Filter the records below and copy every line containing the word "pagos".

> **DATA LINES**
^^^^^^^^
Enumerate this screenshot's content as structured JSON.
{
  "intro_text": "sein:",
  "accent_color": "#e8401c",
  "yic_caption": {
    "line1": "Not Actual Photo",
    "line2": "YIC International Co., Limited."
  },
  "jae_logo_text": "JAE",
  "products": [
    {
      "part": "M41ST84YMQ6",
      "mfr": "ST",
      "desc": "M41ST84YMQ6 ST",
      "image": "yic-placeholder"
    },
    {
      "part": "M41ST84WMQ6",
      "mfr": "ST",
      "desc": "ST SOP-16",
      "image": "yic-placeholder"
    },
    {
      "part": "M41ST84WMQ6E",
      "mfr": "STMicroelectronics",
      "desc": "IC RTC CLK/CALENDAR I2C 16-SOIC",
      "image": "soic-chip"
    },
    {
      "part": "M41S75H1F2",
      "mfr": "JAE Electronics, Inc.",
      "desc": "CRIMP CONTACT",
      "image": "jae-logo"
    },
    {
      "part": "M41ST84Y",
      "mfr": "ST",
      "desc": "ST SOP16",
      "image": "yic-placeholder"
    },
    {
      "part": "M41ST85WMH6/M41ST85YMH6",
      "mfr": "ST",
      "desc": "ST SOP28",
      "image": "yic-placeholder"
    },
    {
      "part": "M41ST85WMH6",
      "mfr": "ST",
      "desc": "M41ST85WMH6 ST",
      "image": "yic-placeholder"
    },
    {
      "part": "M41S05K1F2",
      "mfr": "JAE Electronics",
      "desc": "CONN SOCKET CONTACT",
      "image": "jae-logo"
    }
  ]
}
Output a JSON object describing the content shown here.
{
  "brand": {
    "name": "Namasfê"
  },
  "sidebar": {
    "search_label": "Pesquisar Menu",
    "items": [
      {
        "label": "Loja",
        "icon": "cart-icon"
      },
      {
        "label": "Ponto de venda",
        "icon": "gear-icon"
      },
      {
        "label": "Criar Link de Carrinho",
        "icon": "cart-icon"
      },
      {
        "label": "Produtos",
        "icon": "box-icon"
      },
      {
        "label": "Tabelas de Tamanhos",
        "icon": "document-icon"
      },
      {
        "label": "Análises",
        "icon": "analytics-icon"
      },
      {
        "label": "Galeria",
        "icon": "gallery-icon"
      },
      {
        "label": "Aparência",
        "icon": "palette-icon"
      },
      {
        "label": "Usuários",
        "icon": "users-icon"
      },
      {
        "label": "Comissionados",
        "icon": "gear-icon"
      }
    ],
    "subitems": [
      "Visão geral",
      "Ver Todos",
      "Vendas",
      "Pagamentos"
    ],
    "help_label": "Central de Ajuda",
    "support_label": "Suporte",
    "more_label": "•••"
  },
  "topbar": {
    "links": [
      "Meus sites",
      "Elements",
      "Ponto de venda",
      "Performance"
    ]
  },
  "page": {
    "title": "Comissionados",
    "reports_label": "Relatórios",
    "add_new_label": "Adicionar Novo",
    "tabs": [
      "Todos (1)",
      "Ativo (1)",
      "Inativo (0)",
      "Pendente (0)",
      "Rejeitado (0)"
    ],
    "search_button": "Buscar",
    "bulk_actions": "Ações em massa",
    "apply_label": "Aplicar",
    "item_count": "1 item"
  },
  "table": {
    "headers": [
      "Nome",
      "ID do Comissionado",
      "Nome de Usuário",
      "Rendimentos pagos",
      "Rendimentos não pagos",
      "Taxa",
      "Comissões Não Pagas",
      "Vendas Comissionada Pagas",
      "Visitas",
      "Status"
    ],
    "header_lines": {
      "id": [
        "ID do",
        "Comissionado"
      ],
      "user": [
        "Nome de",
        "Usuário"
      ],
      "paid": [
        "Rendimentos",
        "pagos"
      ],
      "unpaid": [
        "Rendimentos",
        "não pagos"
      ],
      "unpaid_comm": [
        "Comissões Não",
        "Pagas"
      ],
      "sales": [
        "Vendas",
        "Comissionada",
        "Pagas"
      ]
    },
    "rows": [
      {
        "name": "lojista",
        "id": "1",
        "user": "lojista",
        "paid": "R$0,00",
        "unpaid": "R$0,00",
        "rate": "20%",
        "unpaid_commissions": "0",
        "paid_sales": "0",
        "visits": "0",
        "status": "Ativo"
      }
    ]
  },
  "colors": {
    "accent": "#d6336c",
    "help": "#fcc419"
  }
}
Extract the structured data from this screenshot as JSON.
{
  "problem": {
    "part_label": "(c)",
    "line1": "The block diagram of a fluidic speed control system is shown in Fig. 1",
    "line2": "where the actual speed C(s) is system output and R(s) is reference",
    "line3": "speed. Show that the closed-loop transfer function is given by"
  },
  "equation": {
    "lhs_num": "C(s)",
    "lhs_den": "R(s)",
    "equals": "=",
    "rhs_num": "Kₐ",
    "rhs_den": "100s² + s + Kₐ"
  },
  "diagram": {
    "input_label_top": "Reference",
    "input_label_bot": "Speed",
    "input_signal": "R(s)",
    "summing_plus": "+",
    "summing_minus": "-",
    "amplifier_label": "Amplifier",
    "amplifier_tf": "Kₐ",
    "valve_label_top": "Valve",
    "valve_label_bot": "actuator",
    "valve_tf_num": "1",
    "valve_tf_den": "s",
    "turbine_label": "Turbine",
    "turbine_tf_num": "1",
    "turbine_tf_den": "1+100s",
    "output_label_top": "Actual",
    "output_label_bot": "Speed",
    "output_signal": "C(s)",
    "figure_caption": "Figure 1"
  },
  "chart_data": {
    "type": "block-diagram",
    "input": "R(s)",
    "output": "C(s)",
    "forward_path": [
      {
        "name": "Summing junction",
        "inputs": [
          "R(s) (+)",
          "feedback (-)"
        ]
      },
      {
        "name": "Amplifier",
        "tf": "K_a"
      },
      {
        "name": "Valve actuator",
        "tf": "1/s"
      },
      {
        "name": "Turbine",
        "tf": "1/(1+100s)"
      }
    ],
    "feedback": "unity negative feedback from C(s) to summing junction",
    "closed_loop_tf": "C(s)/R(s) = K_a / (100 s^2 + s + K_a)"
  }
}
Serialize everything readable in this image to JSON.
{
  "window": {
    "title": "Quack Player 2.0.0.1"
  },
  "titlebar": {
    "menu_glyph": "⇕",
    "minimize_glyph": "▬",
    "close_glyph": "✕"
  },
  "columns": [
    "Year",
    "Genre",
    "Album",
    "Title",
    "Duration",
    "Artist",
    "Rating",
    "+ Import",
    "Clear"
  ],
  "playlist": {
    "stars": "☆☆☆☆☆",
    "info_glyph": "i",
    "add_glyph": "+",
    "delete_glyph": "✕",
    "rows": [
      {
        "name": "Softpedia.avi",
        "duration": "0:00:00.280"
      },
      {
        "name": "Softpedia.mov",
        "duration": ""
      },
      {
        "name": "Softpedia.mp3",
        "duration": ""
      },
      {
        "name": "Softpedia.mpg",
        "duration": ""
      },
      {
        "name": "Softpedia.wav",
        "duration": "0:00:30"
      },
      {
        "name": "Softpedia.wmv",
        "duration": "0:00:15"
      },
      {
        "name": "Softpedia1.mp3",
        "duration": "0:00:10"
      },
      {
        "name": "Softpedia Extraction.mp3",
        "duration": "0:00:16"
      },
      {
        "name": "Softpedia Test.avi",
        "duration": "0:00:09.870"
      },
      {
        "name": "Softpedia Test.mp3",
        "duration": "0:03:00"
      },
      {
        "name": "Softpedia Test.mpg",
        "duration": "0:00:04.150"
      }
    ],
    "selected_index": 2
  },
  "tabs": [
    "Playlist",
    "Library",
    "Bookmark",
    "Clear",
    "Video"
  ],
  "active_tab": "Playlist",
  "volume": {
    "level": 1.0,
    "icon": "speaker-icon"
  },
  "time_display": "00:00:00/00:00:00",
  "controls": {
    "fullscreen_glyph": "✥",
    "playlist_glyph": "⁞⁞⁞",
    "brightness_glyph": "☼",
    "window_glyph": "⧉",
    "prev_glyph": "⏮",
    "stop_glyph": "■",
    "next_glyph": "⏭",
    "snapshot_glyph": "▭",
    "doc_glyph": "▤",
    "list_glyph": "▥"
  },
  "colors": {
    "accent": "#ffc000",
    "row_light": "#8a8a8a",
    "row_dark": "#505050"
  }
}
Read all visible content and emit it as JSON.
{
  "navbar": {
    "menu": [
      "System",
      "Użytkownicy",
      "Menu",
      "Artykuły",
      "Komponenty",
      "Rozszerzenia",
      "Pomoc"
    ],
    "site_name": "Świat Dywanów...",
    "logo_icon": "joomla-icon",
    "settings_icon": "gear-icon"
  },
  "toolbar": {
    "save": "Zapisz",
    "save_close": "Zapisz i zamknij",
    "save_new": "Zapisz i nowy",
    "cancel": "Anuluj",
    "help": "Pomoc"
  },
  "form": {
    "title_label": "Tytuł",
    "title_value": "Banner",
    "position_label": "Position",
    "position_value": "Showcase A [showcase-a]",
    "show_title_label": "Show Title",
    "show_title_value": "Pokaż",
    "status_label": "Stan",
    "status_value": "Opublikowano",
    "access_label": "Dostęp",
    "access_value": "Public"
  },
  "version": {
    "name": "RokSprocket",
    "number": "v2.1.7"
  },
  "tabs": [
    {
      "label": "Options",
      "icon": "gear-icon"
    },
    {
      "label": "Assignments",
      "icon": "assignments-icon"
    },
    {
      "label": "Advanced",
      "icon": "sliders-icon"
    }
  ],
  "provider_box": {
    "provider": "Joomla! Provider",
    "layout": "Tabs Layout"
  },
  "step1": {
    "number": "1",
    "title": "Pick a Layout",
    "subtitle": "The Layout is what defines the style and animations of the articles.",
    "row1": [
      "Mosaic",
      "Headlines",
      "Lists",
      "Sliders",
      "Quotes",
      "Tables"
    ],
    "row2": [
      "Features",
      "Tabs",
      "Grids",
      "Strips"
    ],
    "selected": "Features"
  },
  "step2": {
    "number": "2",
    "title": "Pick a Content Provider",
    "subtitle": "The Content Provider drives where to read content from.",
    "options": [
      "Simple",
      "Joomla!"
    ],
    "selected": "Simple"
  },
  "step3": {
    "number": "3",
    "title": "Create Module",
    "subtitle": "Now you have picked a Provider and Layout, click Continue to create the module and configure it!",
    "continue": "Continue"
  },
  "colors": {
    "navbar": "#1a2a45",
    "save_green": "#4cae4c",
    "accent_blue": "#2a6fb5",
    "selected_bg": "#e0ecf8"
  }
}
^^^^^^^^
> **RESPONSE BELOW**
      "Rendimentos pagos",
      "Rendimentos não pagos",
        "pagos"
        "não pagos"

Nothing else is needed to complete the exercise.